Exercise details
Pick out and copy every line below that has the word "JSON".

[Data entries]
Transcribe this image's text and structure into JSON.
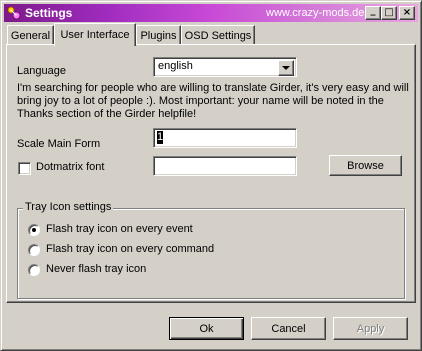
{
  "window": {
    "title": "Settings",
    "url": "www.crazy-mods.de",
    "controls": {
      "minimize": "_",
      "maximize": "□",
      "close": "×"
    }
  },
  "tabs": [
    {
      "label": "General",
      "active": false
    },
    {
      "label": "User Interface",
      "active": true
    },
    {
      "label": "Plugins",
      "active": false
    },
    {
      "label": "OSD Settings",
      "active": false
    }
  ],
  "ui": {
    "language_label": "Language",
    "language_value": "english",
    "description": "I'm searching for people who are willing to translate Girder, it's very easy and will bring joy to a lot of people :). Most important: your name will be noted in the Thanks section of the Girder helpfile!",
    "scale_label": "Scale Main Form",
    "scale_value": "1",
    "dotmatrix_label": "Dotmatrix font",
    "dotmatrix_checked": false,
    "dotmatrix_value": "",
    "browse_label": "Browse"
  },
  "tray": {
    "group_label": "Tray Icon settings",
    "options": [
      {
        "label": "Flash tray icon on every event",
        "selected": true
      },
      {
        "label": "Flash tray icon on every command",
        "selected": false
      },
      {
        "label": "Never flash tray icon",
        "selected": false
      }
    ]
  },
  "footer": {
    "ok_label": "Ok",
    "cancel_label": "Cancel",
    "apply_label": "Apply"
  },
  "colors": {
    "title_gradient_start": "#7d1a8a",
    "title_gradient_end": "#e8a6e0",
    "face": "#d4d0c8"
  },
  "icons": {
    "app": "app-icon",
    "combo": "chevron-down-icon"
  }
}
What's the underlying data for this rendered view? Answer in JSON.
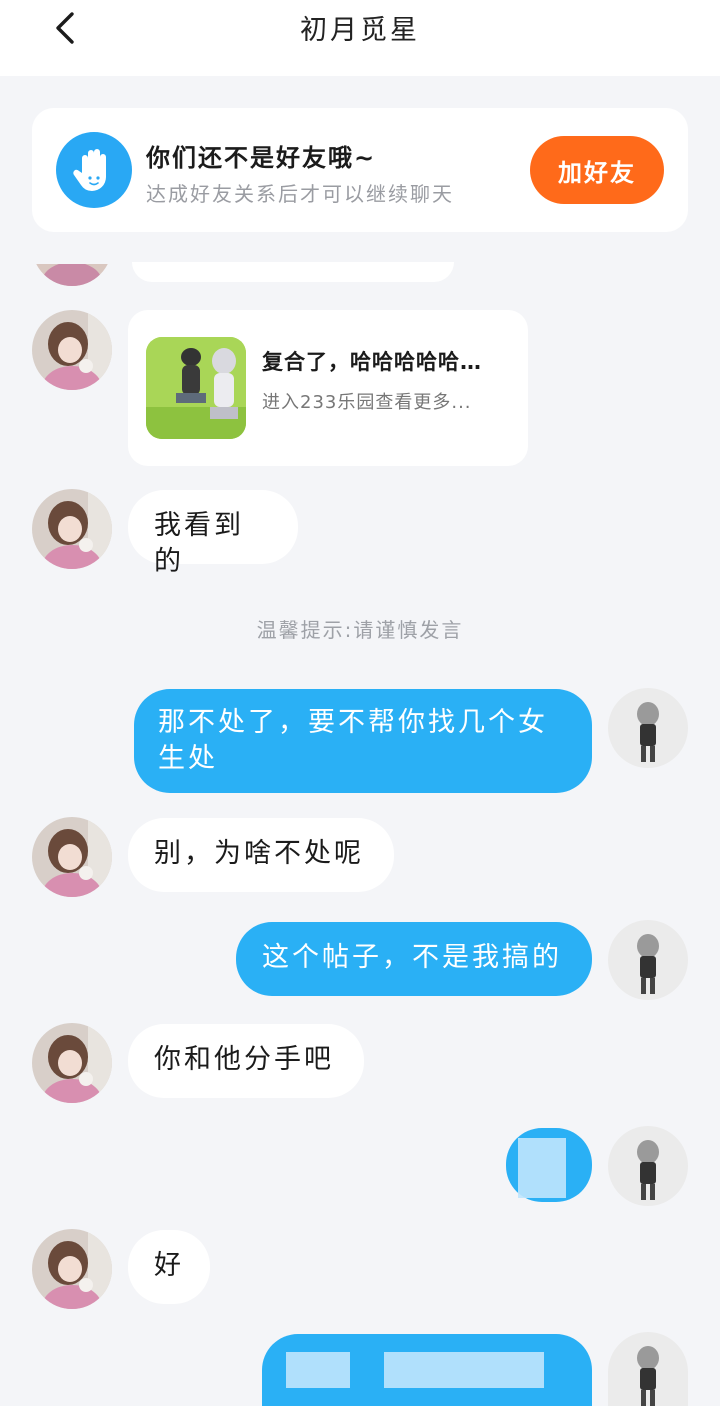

Correct output
Transcribe this image's text and structure into JSON.
What's the underlying data for this rendered view? Answer in JSON.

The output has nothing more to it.